> What to work on:
Report only the number of lines holding "организации".

> Record set:
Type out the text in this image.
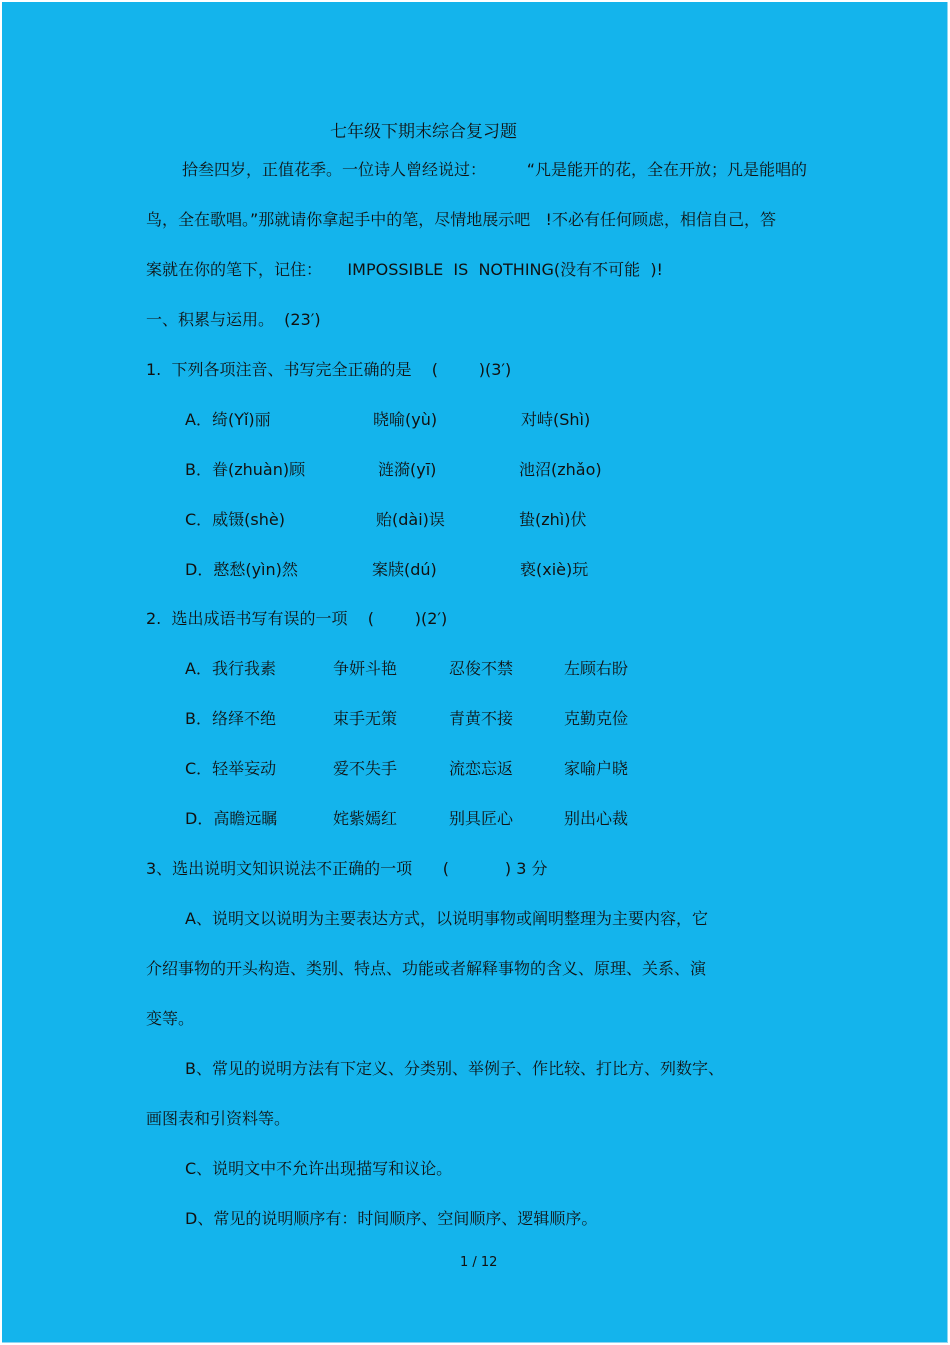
七年级下期末综合复习题
拾叁四岁，正值花季。一位诗人曾经说过：        “凡是能开的花，全在开放；凡是能唱的
鸟，全在歌唱。”那就请你拿起手中的笔，尽情地展示吧   !不必有任何顾虑，相信自己，答
案就在你的笔下，记住：     IMPOSSIBLE  IS  NOTHING(没有不可能  )!
一、积累与运用。  (23′)
1.  下列各项注音、书写完全正确的是    (        )(3′)
A．绮(Yǐ)丽	晓喻(yù)	对峙(Shì)
B．眷(zhuàn)顾	涟漪(yī)	池沼(zhǎo)
C．威镊(shè)	贻(dài)误	蛰(zhì)伏
D．憨愁(yìn)然	案牍(dú)	亵(xiè)玩
2.  选出成语书写有误的一项    (        )(2′)
A．我行我素	争妍斗艳	忍俊不禁	左顾右盼
B．络绎不绝	束手无策	青黄不接	克勤克俭
C．轻举妄动	爱不失手	流恋忘返	家喻户晓
D．高瞻远瞩	姹紫嫣红	别具匠心	别出心裁
3、选出说明文知识说法不正确的一项      (           ) 3 分
A、说明文以说明为主要表达方式，以说明事物或阐明整理为主要内容，它
介绍事物的开头构造、类别、特点、功能或者解释事物的含义、原理、关系、演
变等。
B、常见的说明方法有下定义、分类别、举例子、作比较、打比方、列数字、
画图表和引资料等。
C、说明文中不允许出现描写和议论。
D、常见的说明顺序有：时间顺序、空间顺序、逻辑顺序。
1 / 12
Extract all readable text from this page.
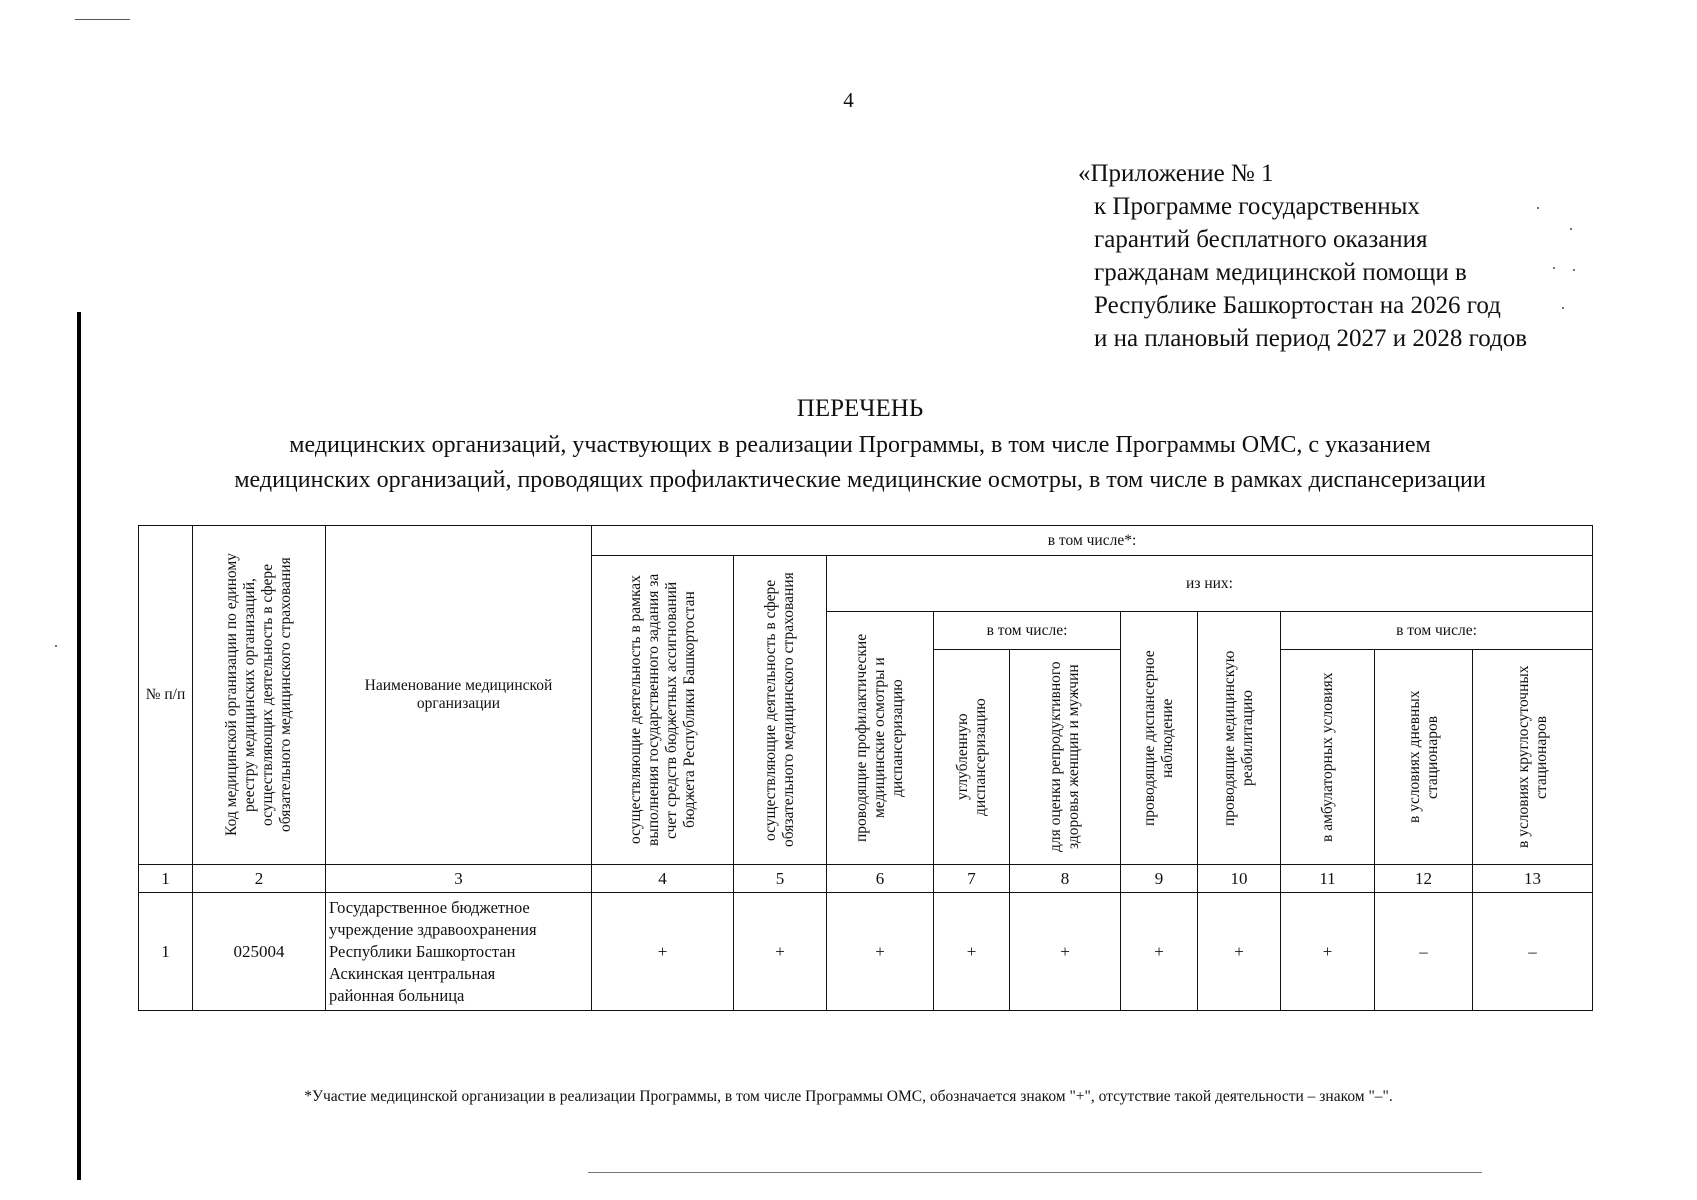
4
«Приложение № 1
к Программе государственных
гарантий бесплатного оказания
гражданам медицинской помощи в
Республике Башкортостан на 2026 год
и на плановый период 2027 и 2028 годов
ПЕРЕЧЕНЬ
медицинских организаций, участвующих в реализации Программы, в том числе Программы ОМС, с указанием
медицинских организаций, проводящих профилактические медицинские осмотры, в том числе в рамках диспансеризации
№ п/п	Код медицинской организации по единому реестру медицинских организаций, осуществляющих деятельность в сфере обязательного медицинского страхования	Наименование медицинской организации	в том числе*:									

			осуществляющие деятельность в рамках выполнения государственного задания за счет средств бюджетных ассигнований бюджета Республики Башкортостан	осуществляющие деятельность в сфере обязательного медицинского страхования	из них:							

					проводящие профилактические медицинские осмотры и диспансеризацию	в том числе:		проводящие диспансерное наблюдение	проводящие медицинскую реабилитацию	в том числе:		

						углубленную диспансеризацию	для оценки репродуктивного здоровья женщин и мужчин			в амбулаторных условиях	в условиях дневных стационаров	в условиях круглосуточных стационаров

1	2	3	4	5	6	7	8	9	10	11	12	13
1	025004	Государственное бюджетное
учреждение здравоохранения
Республики Башкортостан
Аскинская центральная
районная больница	+	+	+	+	+	+	+	+	–	–
*Участие медицинской организации в реализации Программы, в том числе Программы ОМС, обозначается знаком "+", отсутствие такой деятельности – знаком "–".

> Completed exercise:
2